Rows from a collection:
******

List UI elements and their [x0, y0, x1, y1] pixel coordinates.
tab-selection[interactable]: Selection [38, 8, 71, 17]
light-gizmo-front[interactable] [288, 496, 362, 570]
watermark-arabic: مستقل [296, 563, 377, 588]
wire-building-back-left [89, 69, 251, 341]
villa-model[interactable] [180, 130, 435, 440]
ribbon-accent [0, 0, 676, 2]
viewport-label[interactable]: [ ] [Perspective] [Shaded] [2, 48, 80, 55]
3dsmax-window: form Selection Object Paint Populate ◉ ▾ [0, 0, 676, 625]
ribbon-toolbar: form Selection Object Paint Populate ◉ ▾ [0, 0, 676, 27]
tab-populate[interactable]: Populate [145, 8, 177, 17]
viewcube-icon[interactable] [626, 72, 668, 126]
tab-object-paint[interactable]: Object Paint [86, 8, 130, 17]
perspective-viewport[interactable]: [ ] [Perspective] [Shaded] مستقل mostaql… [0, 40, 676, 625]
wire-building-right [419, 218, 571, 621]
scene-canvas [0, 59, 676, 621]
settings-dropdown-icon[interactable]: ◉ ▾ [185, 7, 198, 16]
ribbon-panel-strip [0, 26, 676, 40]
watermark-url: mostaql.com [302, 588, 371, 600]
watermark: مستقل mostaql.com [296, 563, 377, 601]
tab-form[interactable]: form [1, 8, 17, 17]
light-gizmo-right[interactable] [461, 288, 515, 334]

******

Can you copy every row above line for line, with each character unchanged?

List UI elements and their [x0, y0, x1, y1] pixel coordinates.
tab-selection[interactable]: Selection [38, 8, 71, 17]
light-gizmo-front[interactable] [288, 496, 362, 570]
watermark-arabic: مستقل [296, 563, 377, 588]
wire-building-back-left [89, 69, 251, 341]
villa-model[interactable] [180, 130, 435, 440]
ribbon-accent [0, 0, 676, 2]
viewport-label[interactable]: [ ] [Perspective] [Shaded] [2, 48, 80, 55]
3dsmax-window: form Selection Object Paint Populate ◉ ▾ [0, 0, 676, 625]
ribbon-toolbar: form Selection Object Paint Populate ◉ ▾ [0, 0, 676, 27]
tab-populate[interactable]: Populate [145, 8, 177, 17]
viewcube-icon[interactable] [626, 72, 668, 126]
tab-object-paint[interactable]: Object Paint [86, 8, 130, 17]
perspective-viewport[interactable]: [ ] [Perspective] [Shaded] مستقل mostaql… [0, 40, 676, 625]
wire-building-right [419, 218, 571, 621]
scene-canvas [0, 59, 676, 621]
settings-dropdown-icon[interactable]: ◉ ▾ [185, 7, 198, 16]
ribbon-panel-strip [0, 26, 676, 40]
watermark-url: mostaql.com [302, 588, 371, 600]
watermark: مستقل mostaql.com [296, 563, 377, 601]
tab-form[interactable]: form [1, 8, 17, 17]
light-gizmo-right[interactable] [461, 288, 515, 334]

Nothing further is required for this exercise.